Write out the material again exactly, please, and omit the pictures.

Given data ::
========

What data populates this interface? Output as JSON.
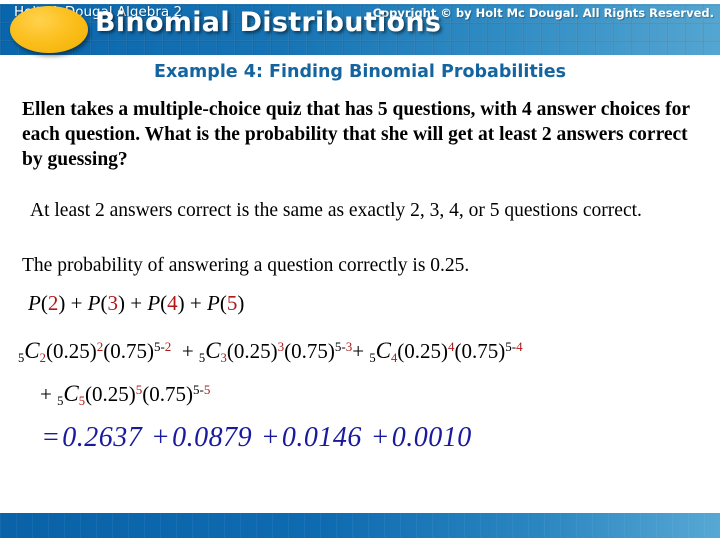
{
  "header": {
    "title": "Binomial Distributions",
    "accent_ellipse_color": "#fcc01f",
    "band_color_left": "#0a66ac",
    "band_color_right": "#54a6d2"
  },
  "subtitle": {
    "text": "Example 4: Finding Binomial Probabilities",
    "color": "#1464a0"
  },
  "body": {
    "problem": "Ellen takes a multiple-choice quiz that has 5 questions, with 4 answer choices for each question. What is the probability that she will get at least 2 answers correct by guessing?",
    "note": "At least 2 answers correct is the same as exactly 2, 3, 4, or 5 questions correct.",
    "probability_statement": "The probability of answering a question correctly is 0.25."
  },
  "math": {
    "sum_line": {
      "p": "P",
      "open": "(",
      "close": ")",
      "plus": "+",
      "terms": [
        "2",
        "3",
        "4",
        "5"
      ],
      "highlight_color": "#b01818"
    },
    "expansion": {
      "n": "5",
      "c": "C",
      "p_success": "0.25",
      "p_failure": "0.75",
      "plus": "+",
      "terms": [
        {
          "k": "2",
          "exp_success": "2",
          "exp_failure": "5-2"
        },
        {
          "k": "3",
          "exp_success": "3",
          "exp_failure": "5-3"
        },
        {
          "k": "4",
          "exp_success": "4",
          "exp_failure": "5-4"
        },
        {
          "k": "5",
          "exp_success": "5",
          "exp_failure": "5-5"
        }
      ]
    },
    "result": {
      "equals": "=",
      "plus": "+",
      "values": [
        "0.2637",
        "0.0879",
        "0.0146",
        "0.0010"
      ],
      "color": "#1a1a9c"
    }
  },
  "footer": {
    "left": "Holt McDougal Algebra 2",
    "right": "Copyright © by Holt Mc Dougal. All Rights Reserved."
  }
}
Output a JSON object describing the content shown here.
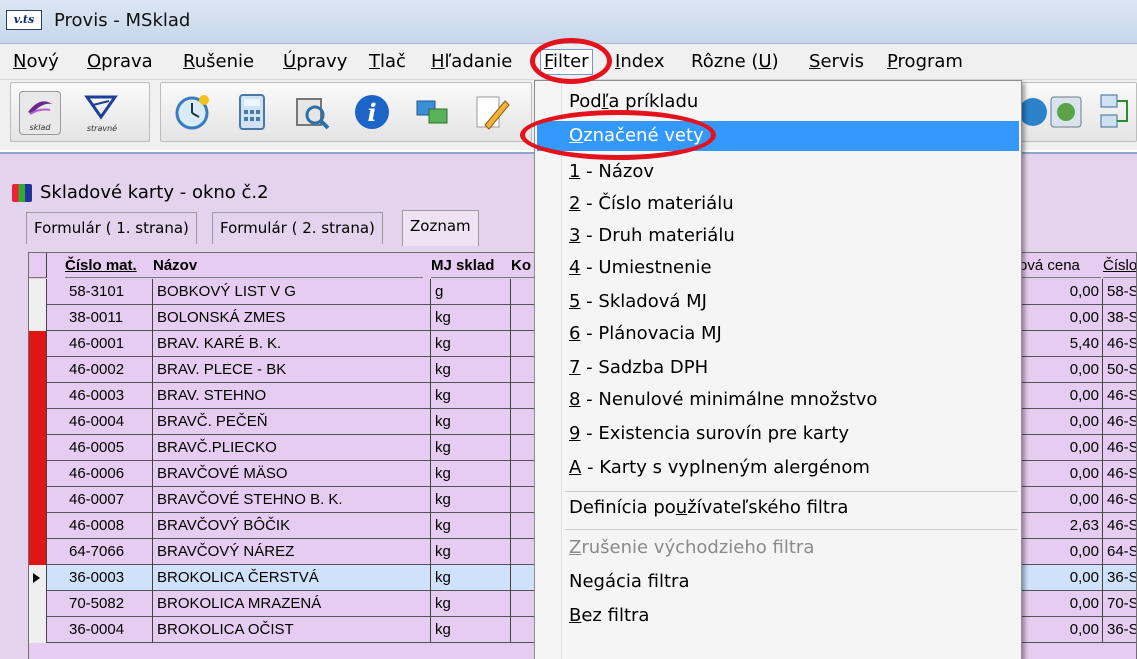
{
  "window": {
    "logo_text": "v.ts",
    "title": "Provis - MSklad"
  },
  "menubar": [
    {
      "pre": "",
      "u": "N",
      "post": "ový"
    },
    {
      "pre": "",
      "u": "O",
      "post": "prava"
    },
    {
      "pre": "",
      "u": "R",
      "post": "ušenie"
    },
    {
      "pre": "",
      "u": "Ú",
      "post": "pravy"
    },
    {
      "pre": "",
      "u": "T",
      "post": "lač"
    },
    {
      "pre": "",
      "u": "H",
      "post": "ľadanie"
    },
    {
      "pre": "",
      "u": "F",
      "post": "ilter"
    },
    {
      "pre": "",
      "u": "I",
      "post": "ndex"
    },
    {
      "pre": "Rôzne (",
      "u": "U",
      "post": ")"
    },
    {
      "pre": "",
      "u": "S",
      "post": "ervis"
    },
    {
      "pre": "",
      "u": "P",
      "post": "rogram"
    }
  ],
  "toolbar": {
    "sklad_label": "sklad",
    "stravne_label": "stravné"
  },
  "mdi_window": {
    "title": "Skladové karty - okno č.2",
    "tabs": [
      "Formulár ( 1. strana)",
      "Formulár ( 2. strana)",
      "Zoznam"
    ],
    "active_tab": "Zoznam"
  },
  "table": {
    "headers": {
      "cislo": "Číslo mat.",
      "nazov": "Názov",
      "mj": "MJ sklad",
      "ko": "Ko",
      "cena": "ová cena",
      "cislo2": "Číslo"
    },
    "rows": [
      {
        "cislo": "58-3101",
        "nazov": "BOBKOVÝ LIST V G",
        "mj": "g",
        "cena": "0,00",
        "c2": "58-S",
        "flag": false
      },
      {
        "cislo": "38-0011",
        "nazov": "BOLONSKÁ ZMES",
        "mj": "kg",
        "cena": "0,00",
        "c2": "38-S",
        "flag": false
      },
      {
        "cislo": "46-0001",
        "nazov": "BRAV. KARÉ B. K.",
        "mj": "kg",
        "cena": "5,40",
        "c2": "46-S",
        "flag": true
      },
      {
        "cislo": "46-0002",
        "nazov": "BRAV. PLECE - BK",
        "mj": "kg",
        "cena": "0,00",
        "c2": "50-S",
        "flag": true
      },
      {
        "cislo": "46-0003",
        "nazov": "BRAV. STEHNO",
        "mj": "kg",
        "cena": "0,00",
        "c2": "46-S",
        "flag": true
      },
      {
        "cislo": "46-0004",
        "nazov": "BRAVČ. PEČEŇ",
        "mj": "kg",
        "cena": "0,00",
        "c2": "46-S",
        "flag": true
      },
      {
        "cislo": "46-0005",
        "nazov": "BRAVČ.PLIECKO",
        "mj": "kg",
        "cena": "0,00",
        "c2": "46-S",
        "flag": true
      },
      {
        "cislo": "46-0006",
        "nazov": "BRAVČOVÉ MÄSO",
        "mj": "kg",
        "cena": "0,00",
        "c2": "46-S",
        "flag": true
      },
      {
        "cislo": "46-0007",
        "nazov": "BRAVČOVÉ STEHNO B. K.",
        "mj": "kg",
        "cena": "0,00",
        "c2": "46-S",
        "flag": true
      },
      {
        "cislo": "46-0008",
        "nazov": "BRAVČOVÝ BÔČIK",
        "mj": "kg",
        "cena": "2,63",
        "c2": "46-S",
        "flag": true
      },
      {
        "cislo": "64-7066",
        "nazov": "BRAVČOVÝ NÁREZ",
        "mj": "kg",
        "cena": "0,00",
        "c2": "64-S",
        "flag": true
      },
      {
        "cislo": "36-0003",
        "nazov": "BROKOLICA ČERSTVÁ",
        "mj": "kg",
        "cena": "0,00",
        "c2": "36-S",
        "flag": false,
        "selected": true
      },
      {
        "cislo": "70-5082",
        "nazov": "BROKOLICA MRAZENÁ",
        "mj": "kg",
        "cena": "0,00",
        "c2": "70-S",
        "flag": false
      },
      {
        "cislo": "36-0004",
        "nazov": "BROKOLICA OČIST",
        "mj": "kg",
        "cena": "0,00",
        "c2": "36-S",
        "flag": false
      }
    ]
  },
  "filter_menu": [
    {
      "pre": "Pod",
      "u": "ľ",
      "post": "a príkladu",
      "state": "normal"
    },
    {
      "pre": "",
      "u": "O",
      "post": "značené vety",
      "state": "hover"
    },
    {
      "pre": "",
      "u": "1",
      "post": " - Názov",
      "state": "normal"
    },
    {
      "pre": "",
      "u": "2",
      "post": " - Číslo materiálu",
      "state": "normal"
    },
    {
      "pre": "",
      "u": "3",
      "post": " - Druh materiálu",
      "state": "normal"
    },
    {
      "pre": "",
      "u": "4",
      "post": " - Umiestnenie",
      "state": "normal"
    },
    {
      "pre": "",
      "u": "5",
      "post": " - Skladová MJ",
      "state": "normal"
    },
    {
      "pre": "",
      "u": "6",
      "post": " - Plánovacia MJ",
      "state": "normal"
    },
    {
      "pre": "",
      "u": "7",
      "post": " - Sadzba DPH",
      "state": "normal"
    },
    {
      "pre": "",
      "u": "8",
      "post": " - Nenulové minimálne množstvo",
      "state": "normal"
    },
    {
      "pre": "",
      "u": "9",
      "post": " - Existencia surovín pre karty",
      "state": "normal"
    },
    {
      "pre": "",
      "u": "A",
      "post": " - Karty s vyplneným alergénom",
      "state": "normal"
    },
    {
      "pre": "Definícia po",
      "u": "u",
      "post": "žívateľského filtra",
      "state": "normal"
    },
    {
      "pre": "",
      "u": "Z",
      "post": "rušenie východzieho filtra",
      "state": "disabled"
    },
    {
      "pre": "Negácia filtra",
      "u": "",
      "post": "",
      "state": "normal"
    },
    {
      "pre": "",
      "u": "B",
      "post": "ez filtra",
      "state": "normal"
    }
  ]
}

========

Solution to this task ::
What data populates this interface? Output as JSON.
{
  "header": {
    "title": "Binomial Distributions",
    "accent_ellipse_color": "#fcc01f",
    "band_color_left": "#0a66ac",
    "band_color_right": "#54a6d2"
  },
  "subtitle": {
    "text": "Example 4: Finding Binomial Probabilities",
    "color": "#1464a0"
  },
  "body": {
    "problem": "Ellen takes a multiple-choice quiz that has 5 questions, with 4 answer choices for each question. What is the probability that she will get at least 2 answers correct by guessing?",
    "note": "At least 2 answers correct is the same as exactly 2, 3, 4, or 5 questions correct.",
    "probability_statement": "The probability of answering a question correctly is 0.25."
  },
  "math": {
    "sum_line": {
      "p": "P",
      "open": "(",
      "close": ")",
      "plus": "+",
      "terms": [
        "2",
        "3",
        "4",
        "5"
      ],
      "highlight_color": "#b01818"
    },
    "expansion": {
      "n": "5",
      "c": "C",
      "p_success": "0.25",
      "p_failure": "0.75",
      "plus": "+",
      "terms": [
        {
          "k": "2",
          "exp_success": "2",
          "exp_failure": "5-2"
        },
        {
          "k": "3",
          "exp_success": "3",
          "exp_failure": "5-3"
        },
        {
          "k": "4",
          "exp_success": "4",
          "exp_failure": "5-4"
        },
        {
          "k": "5",
          "exp_success": "5",
          "exp_failure": "5-5"
        }
      ]
    },
    "result": {
      "equals": "=",
      "plus": "+",
      "values": [
        "0.2637",
        "0.0879",
        "0.0146",
        "0.0010"
      ],
      "color": "#1a1a9c"
    }
  },
  "footer": {
    "left": "Holt McDougal Algebra 2",
    "right": "Copyright © by Holt Mc Dougal. All Rights Reserved."
  }
}
Output a JSON object describing the content shown here.
{
  "window": {
    "logo_text": "v.ts",
    "title": "Provis - MSklad"
  },
  "menubar": [
    {
      "pre": "",
      "u": "N",
      "post": "ový"
    },
    {
      "pre": "",
      "u": "O",
      "post": "prava"
    },
    {
      "pre": "",
      "u": "R",
      "post": "ušenie"
    },
    {
      "pre": "",
      "u": "Ú",
      "post": "pravy"
    },
    {
      "pre": "",
      "u": "T",
      "post": "lač"
    },
    {
      "pre": "",
      "u": "H",
      "post": "ľadanie"
    },
    {
      "pre": "",
      "u": "F",
      "post": "ilter"
    },
    {
      "pre": "",
      "u": "I",
      "post": "ndex"
    },
    {
      "pre": "Rôzne (",
      "u": "U",
      "post": ")"
    },
    {
      "pre": "",
      "u": "S",
      "post": "ervis"
    },
    {
      "pre": "",
      "u": "P",
      "post": "rogram"
    }
  ],
  "toolbar": {
    "sklad_label": "sklad",
    "stravne_label": "stravné"
  },
  "mdi_window": {
    "title": "Skladové karty - okno č.2",
    "tabs": [
      "Formulár ( 1. strana)",
      "Formulár ( 2. strana)",
      "Zoznam"
    ],
    "active_tab": "Zoznam"
  },
  "table": {
    "headers": {
      "cislo": "Číslo mat.",
      "nazov": "Názov",
      "mj": "MJ sklad",
      "ko": "Ko",
      "cena": "ová cena",
      "cislo2": "Číslo"
    },
    "rows": [
      {
        "cislo": "58-3101",
        "nazov": "BOBKOVÝ LIST V G",
        "mj": "g",
        "cena": "0,00",
        "c2": "58-S",
        "flag": false
      },
      {
        "cislo": "38-0011",
        "nazov": "BOLONSKÁ ZMES",
        "mj": "kg",
        "cena": "0,00",
        "c2": "38-S",
        "flag": false
      },
      {
        "cislo": "46-0001",
        "nazov": "BRAV. KARÉ B. K.",
        "mj": "kg",
        "cena": "5,40",
        "c2": "46-S",
        "flag": true
      },
      {
        "cislo": "46-0002",
        "nazov": "BRAV. PLECE - BK",
        "mj": "kg",
        "cena": "0,00",
        "c2": "50-S",
        "flag": true
      },
      {
        "cislo": "46-0003",
        "nazov": "BRAV. STEHNO",
        "mj": "kg",
        "cena": "0,00",
        "c2": "46-S",
        "flag": true
      },
      {
        "cislo": "46-0004",
        "nazov": "BRAVČ. PEČEŇ",
        "mj": "kg",
        "cena": "0,00",
        "c2": "46-S",
        "flag": true
      },
      {
        "cislo": "46-0005",
        "nazov": "BRAVČ.PLIECKO",
        "mj": "kg",
        "cena": "0,00",
        "c2": "46-S",
        "flag": true
      },
      {
        "cislo": "46-0006",
        "nazov": "BRAVČOVÉ MÄSO",
        "mj": "kg",
        "cena": "0,00",
        "c2": "46-S",
        "flag": true
      },
      {
        "cislo": "46-0007",
        "nazov": "BRAVČOVÉ STEHNO B. K.",
        "mj": "kg",
        "cena": "0,00",
        "c2": "46-S",
        "flag": true
      },
      {
        "cislo": "46-0008",
        "nazov": "BRAVČOVÝ BÔČIK",
        "mj": "kg",
        "cena": "2,63",
        "c2": "46-S",
        "flag": true
      },
      {
        "cislo": "64-7066",
        "nazov": "BRAVČOVÝ NÁREZ",
        "mj": "kg",
        "cena": "0,00",
        "c2": "64-S",
        "flag": true
      },
      {
        "cislo": "36-0003",
        "nazov": "BROKOLICA ČERSTVÁ",
        "mj": "kg",
        "cena": "0,00",
        "c2": "36-S",
        "flag": false,
        "selected": true
      },
      {
        "cislo": "70-5082",
        "nazov": "BROKOLICA MRAZENÁ",
        "mj": "kg",
        "cena": "0,00",
        "c2": "70-S",
        "flag": false
      },
      {
        "cislo": "36-0004",
        "nazov": "BROKOLICA OČIST",
        "mj": "kg",
        "cena": "0,00",
        "c2": "36-S",
        "flag": false
      }
    ]
  },
  "filter_menu": [
    {
      "pre": "Pod",
      "u": "ľ",
      "post": "a príkladu",
      "state": "normal"
    },
    {
      "pre": "",
      "u": "O",
      "post": "značené vety",
      "state": "hover"
    },
    {
      "pre": "",
      "u": "1",
      "post": " - Názov",
      "state": "normal"
    },
    {
      "pre": "",
      "u": "2",
      "post": " - Číslo materiálu",
      "state": "normal"
    },
    {
      "pre": "",
      "u": "3",
      "post": " - Druh materiálu",
      "state": "normal"
    },
    {
      "pre": "",
      "u": "4",
      "post": " - Umiestnenie",
      "state": "normal"
    },
    {
      "pre": "",
      "u": "5",
      "post": " - Skladová MJ",
      "state": "normal"
    },
    {
      "pre": "",
      "u": "6",
      "post": " - Plánovacia MJ",
      "state": "normal"
    },
    {
      "pre": "",
      "u": "7",
      "post": " - Sadzba DPH",
      "state": "normal"
    },
    {
      "pre": "",
      "u": "8",
      "post": " - Nenulové minimálne množstvo",
      "state": "normal"
    },
    {
      "pre": "",
      "u": "9",
      "post": " - Existencia surovín pre karty",
      "state": "normal"
    },
    {
      "pre": "",
      "u": "A",
      "post": " - Karty s vyplneným alergénom",
      "state": "normal"
    },
    {
      "pre": "Definícia po",
      "u": "u",
      "post": "žívateľského filtra",
      "state": "normal"
    },
    {
      "pre": "",
      "u": "Z",
      "post": "rušenie východzieho filtra",
      "state": "disabled"
    },
    {
      "pre": "Negácia filtra",
      "u": "",
      "post": "",
      "state": "normal"
    },
    {
      "pre": "",
      "u": "B",
      "post": "ez filtra",
      "state": "normal"
    }
  ]
}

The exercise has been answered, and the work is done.